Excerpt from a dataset
....
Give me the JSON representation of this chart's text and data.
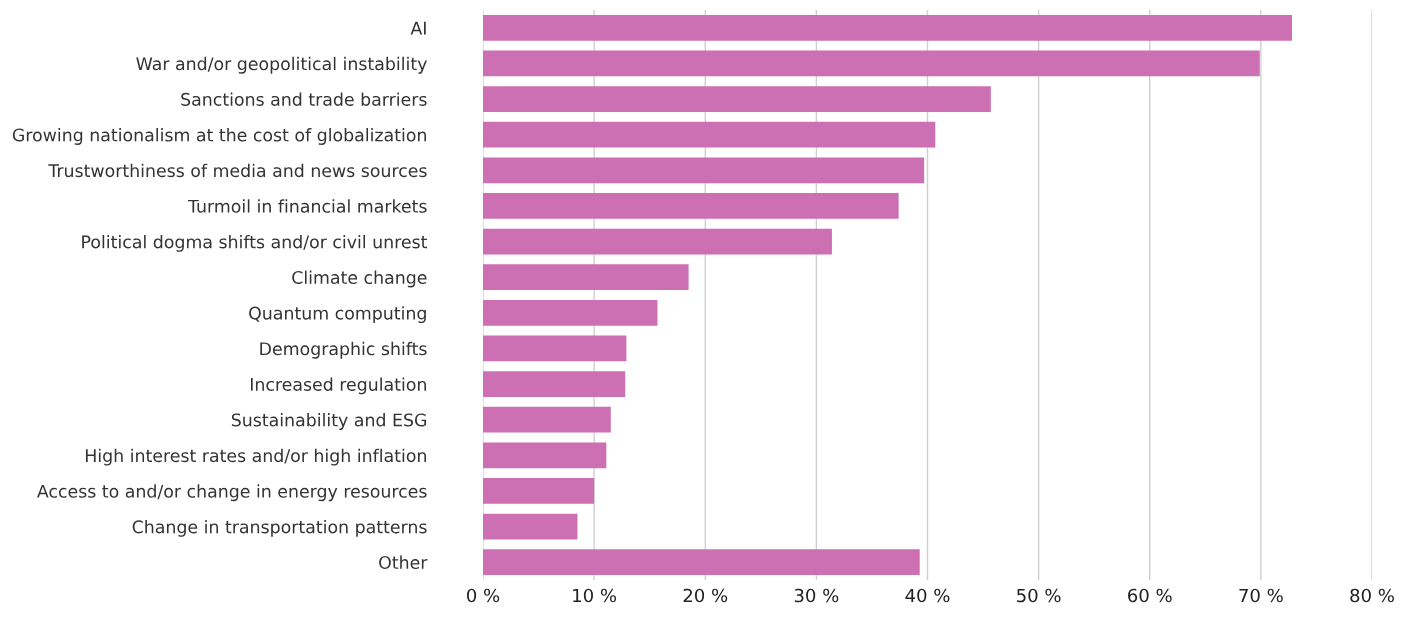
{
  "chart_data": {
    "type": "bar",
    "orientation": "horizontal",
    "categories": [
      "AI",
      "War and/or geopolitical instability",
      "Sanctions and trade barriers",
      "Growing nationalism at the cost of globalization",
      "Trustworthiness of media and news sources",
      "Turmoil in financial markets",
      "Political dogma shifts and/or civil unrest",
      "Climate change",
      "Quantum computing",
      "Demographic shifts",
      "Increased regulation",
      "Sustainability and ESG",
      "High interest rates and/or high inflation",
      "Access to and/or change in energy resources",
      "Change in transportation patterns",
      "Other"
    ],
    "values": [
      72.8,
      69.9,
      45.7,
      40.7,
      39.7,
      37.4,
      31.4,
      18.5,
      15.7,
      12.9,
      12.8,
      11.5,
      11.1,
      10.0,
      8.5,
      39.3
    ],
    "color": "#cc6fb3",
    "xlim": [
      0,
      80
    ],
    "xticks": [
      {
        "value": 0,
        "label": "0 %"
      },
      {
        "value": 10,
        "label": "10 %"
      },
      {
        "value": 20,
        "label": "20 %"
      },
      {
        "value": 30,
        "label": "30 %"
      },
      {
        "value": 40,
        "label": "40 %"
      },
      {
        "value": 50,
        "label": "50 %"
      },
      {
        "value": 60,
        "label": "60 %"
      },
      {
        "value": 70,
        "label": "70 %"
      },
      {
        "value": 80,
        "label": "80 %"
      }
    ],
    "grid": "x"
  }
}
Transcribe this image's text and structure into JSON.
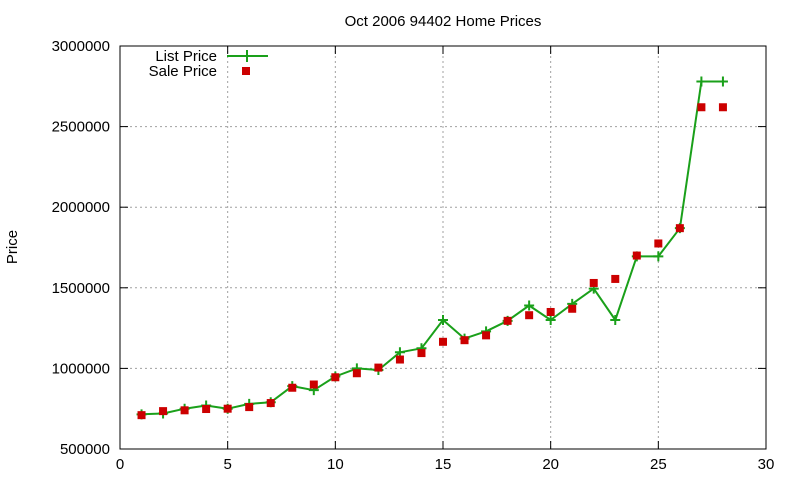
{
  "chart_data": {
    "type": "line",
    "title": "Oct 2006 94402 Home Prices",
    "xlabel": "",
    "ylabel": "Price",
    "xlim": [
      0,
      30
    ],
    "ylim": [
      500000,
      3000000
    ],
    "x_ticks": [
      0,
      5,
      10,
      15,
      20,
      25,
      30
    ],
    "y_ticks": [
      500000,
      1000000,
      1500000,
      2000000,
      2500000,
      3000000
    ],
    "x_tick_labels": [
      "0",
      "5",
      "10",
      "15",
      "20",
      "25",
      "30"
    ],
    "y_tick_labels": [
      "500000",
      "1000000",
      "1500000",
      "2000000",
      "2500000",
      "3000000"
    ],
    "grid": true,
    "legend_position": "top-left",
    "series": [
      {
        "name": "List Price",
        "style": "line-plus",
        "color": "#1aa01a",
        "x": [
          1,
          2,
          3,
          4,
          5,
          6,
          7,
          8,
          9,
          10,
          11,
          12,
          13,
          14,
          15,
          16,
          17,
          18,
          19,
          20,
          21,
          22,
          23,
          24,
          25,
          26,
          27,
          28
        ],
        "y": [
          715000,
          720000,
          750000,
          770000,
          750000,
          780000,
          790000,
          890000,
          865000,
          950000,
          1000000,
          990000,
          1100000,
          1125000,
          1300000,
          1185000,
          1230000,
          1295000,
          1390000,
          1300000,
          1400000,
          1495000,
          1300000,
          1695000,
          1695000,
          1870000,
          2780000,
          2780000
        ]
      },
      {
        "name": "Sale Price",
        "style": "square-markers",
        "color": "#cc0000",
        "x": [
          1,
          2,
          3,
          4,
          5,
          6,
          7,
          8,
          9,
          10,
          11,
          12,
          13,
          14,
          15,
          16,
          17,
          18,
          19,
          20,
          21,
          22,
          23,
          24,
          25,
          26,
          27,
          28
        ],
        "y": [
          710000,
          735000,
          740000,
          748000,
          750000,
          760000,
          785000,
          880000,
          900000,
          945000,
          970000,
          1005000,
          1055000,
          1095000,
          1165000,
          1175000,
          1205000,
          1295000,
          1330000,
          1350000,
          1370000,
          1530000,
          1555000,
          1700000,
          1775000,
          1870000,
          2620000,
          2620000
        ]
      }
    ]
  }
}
....
• **PROBLEM TO WORK ON**
Your answer should be a single number: the count of lines in the entries that contain the word "color".

• **RESPONSE FOR THIS EXERCISE**
3